• **Exercise materials**:
---*---

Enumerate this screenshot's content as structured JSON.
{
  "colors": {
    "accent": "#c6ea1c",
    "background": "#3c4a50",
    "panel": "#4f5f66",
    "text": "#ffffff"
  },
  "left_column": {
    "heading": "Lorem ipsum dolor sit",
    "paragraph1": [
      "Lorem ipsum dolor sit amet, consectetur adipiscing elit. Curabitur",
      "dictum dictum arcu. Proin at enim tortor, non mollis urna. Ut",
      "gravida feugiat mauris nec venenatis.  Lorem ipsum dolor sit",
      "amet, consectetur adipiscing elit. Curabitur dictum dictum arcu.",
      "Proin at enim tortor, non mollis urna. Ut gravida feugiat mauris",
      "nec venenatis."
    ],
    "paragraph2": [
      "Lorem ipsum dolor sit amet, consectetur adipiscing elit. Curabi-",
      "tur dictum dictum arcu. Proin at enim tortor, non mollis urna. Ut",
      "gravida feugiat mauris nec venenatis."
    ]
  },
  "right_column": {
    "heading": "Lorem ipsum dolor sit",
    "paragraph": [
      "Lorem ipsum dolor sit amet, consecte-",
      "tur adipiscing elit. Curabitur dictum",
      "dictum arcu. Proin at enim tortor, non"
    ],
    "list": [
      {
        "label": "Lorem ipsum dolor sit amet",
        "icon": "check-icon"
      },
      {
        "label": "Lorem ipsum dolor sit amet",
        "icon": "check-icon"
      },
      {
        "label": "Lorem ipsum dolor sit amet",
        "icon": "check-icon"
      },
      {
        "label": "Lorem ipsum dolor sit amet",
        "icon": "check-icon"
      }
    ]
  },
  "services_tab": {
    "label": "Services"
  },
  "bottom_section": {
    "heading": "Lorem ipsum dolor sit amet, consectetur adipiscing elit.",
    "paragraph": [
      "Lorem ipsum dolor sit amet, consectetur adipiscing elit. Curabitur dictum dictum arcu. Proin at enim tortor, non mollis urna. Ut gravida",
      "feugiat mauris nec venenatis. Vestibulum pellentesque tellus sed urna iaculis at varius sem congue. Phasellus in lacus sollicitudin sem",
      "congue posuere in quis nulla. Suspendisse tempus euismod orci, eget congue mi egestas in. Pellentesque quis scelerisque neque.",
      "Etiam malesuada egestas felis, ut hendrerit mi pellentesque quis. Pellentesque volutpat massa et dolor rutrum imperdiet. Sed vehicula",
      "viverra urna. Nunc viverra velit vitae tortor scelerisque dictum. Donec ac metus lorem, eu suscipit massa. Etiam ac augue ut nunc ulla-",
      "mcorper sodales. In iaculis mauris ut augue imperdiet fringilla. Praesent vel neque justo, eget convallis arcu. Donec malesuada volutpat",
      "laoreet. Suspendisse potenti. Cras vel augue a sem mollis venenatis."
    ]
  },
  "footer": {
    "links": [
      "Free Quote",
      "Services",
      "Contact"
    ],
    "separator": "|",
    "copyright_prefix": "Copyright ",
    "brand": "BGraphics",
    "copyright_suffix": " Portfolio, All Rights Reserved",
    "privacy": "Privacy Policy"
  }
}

---*---

Send back each record exactly as it stands.

• **Solution**:
Enumerate this screenshot's content as structured JSON.
{
  "colors": {
    "accent": "#c6ea1c",
    "background": "#3c4a50",
    "panel": "#4f5f66",
    "text": "#ffffff"
  },
  "left_column": {
    "heading": "Lorem ipsum dolor sit",
    "paragraph1": [
      "Lorem ipsum dolor sit amet, consectetur adipiscing elit. Curabitur",
      "dictum dictum arcu. Proin at enim tortor, non mollis urna. Ut",
      "gravida feugiat mauris nec venenatis.  Lorem ipsum dolor sit",
      "amet, consectetur adipiscing elit. Curabitur dictum dictum arcu.",
      "Proin at enim tortor, non mollis urna. Ut gravida feugiat mauris",
      "nec venenatis."
    ],
    "paragraph2": [
      "Lorem ipsum dolor sit amet, consectetur adipiscing elit. Curabi-",
      "tur dictum dictum arcu. Proin at enim tortor, non mollis urna. Ut",
      "gravida feugiat mauris nec venenatis."
    ]
  },
  "right_column": {
    "heading": "Lorem ipsum dolor sit",
    "paragraph": [
      "Lorem ipsum dolor sit amet, consecte-",
      "tur adipiscing elit. Curabitur dictum",
      "dictum arcu. Proin at enim tortor, non"
    ],
    "list": [
      {
        "label": "Lorem ipsum dolor sit amet",
        "icon": "check-icon"
      },
      {
        "label": "Lorem ipsum dolor sit amet",
        "icon": "check-icon"
      },
      {
        "label": "Lorem ipsum dolor sit amet",
        "icon": "check-icon"
      },
      {
        "label": "Lorem ipsum dolor sit amet",
        "icon": "check-icon"
      }
    ]
  },
  "services_tab": {
    "label": "Services"
  },
  "bottom_section": {
    "heading": "Lorem ipsum dolor sit amet, consectetur adipiscing elit.",
    "paragraph": [
      "Lorem ipsum dolor sit amet, consectetur adipiscing elit. Curabitur dictum dictum arcu. Proin at enim tortor, non mollis urna. Ut gravida",
      "feugiat mauris nec venenatis. Vestibulum pellentesque tellus sed urna iaculis at varius sem congue. Phasellus in lacus sollicitudin sem",
      "congue posuere in quis nulla. Suspendisse tempus euismod orci, eget congue mi egestas in. Pellentesque quis scelerisque neque.",
      "Etiam malesuada egestas felis, ut hendrerit mi pellentesque quis. Pellentesque volutpat massa et dolor rutrum imperdiet. Sed vehicula",
      "viverra urna. Nunc viverra velit vitae tortor scelerisque dictum. Donec ac metus lorem, eu suscipit massa. Etiam ac augue ut nunc ulla-",
      "mcorper sodales. In iaculis mauris ut augue imperdiet fringilla. Praesent vel neque justo, eget convallis arcu. Donec malesuada volutpat",
      "laoreet. Suspendisse potenti. Cras vel augue a sem mollis venenatis."
    ]
  },
  "footer": {
    "links": [
      "Free Quote",
      "Services",
      "Contact"
    ],
    "separator": "|",
    "copyright_prefix": "Copyright ",
    "brand": "BGraphics",
    "copyright_suffix": " Portfolio, All Rights Reserved",
    "privacy": "Privacy Policy"
  }
}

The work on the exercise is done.